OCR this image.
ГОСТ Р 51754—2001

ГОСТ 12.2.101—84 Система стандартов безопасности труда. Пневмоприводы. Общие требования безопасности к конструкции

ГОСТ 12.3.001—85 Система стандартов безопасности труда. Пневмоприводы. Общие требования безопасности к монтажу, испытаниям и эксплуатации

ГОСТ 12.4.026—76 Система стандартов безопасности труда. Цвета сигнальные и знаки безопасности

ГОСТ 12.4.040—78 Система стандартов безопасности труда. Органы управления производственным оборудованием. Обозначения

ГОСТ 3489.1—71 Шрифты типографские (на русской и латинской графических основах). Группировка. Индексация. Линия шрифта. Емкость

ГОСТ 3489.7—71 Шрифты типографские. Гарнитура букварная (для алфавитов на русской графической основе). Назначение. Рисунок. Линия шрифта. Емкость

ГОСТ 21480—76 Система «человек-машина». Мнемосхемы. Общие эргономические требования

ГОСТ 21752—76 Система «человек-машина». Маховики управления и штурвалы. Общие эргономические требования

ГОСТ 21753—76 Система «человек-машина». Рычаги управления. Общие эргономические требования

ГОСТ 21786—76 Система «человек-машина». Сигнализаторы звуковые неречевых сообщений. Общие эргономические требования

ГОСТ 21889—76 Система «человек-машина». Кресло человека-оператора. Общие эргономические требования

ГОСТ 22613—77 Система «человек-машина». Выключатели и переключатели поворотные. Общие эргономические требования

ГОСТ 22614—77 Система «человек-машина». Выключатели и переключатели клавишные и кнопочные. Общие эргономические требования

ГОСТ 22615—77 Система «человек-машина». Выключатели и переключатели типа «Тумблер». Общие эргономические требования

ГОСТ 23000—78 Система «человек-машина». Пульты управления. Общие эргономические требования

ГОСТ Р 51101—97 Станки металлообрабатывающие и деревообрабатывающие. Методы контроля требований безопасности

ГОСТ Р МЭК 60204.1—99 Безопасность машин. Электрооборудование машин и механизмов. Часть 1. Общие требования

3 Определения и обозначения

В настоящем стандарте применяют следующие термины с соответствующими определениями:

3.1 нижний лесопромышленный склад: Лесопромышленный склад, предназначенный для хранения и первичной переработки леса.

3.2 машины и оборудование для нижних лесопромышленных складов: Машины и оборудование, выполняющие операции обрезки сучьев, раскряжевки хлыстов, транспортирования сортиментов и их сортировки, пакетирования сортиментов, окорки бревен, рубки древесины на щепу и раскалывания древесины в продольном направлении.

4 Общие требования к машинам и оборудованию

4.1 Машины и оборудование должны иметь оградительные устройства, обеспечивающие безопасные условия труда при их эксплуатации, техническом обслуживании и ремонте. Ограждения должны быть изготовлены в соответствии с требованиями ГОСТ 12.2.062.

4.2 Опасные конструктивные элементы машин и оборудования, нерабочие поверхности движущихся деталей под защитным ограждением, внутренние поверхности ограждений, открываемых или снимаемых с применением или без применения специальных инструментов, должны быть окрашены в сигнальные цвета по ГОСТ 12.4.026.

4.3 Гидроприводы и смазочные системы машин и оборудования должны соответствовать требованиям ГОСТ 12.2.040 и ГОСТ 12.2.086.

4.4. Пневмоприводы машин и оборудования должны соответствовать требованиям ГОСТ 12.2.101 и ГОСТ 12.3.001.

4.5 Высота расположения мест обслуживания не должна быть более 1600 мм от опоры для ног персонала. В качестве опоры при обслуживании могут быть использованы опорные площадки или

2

◆ **GIVEN TASK**
Look through the material above. Copy each line where the word "обслуживании" appears.

◆ **RESULT OF THIS TASK**
4.1 Машины и оборудование должны иметь оградительные устройства, обеспечивающие безопасные условия труда при их эксплуатации, техническом обслуживании и ремонте. Ограждения должны быть изготовлены в соответствии с требованиями ГОСТ 12.2.062.
4.5 Высота расположения мест обслуживания не должна быть более 1600 мм от опоры для ног персонала. В качестве опоры при обслуживании могут быть использованы опорные площадки или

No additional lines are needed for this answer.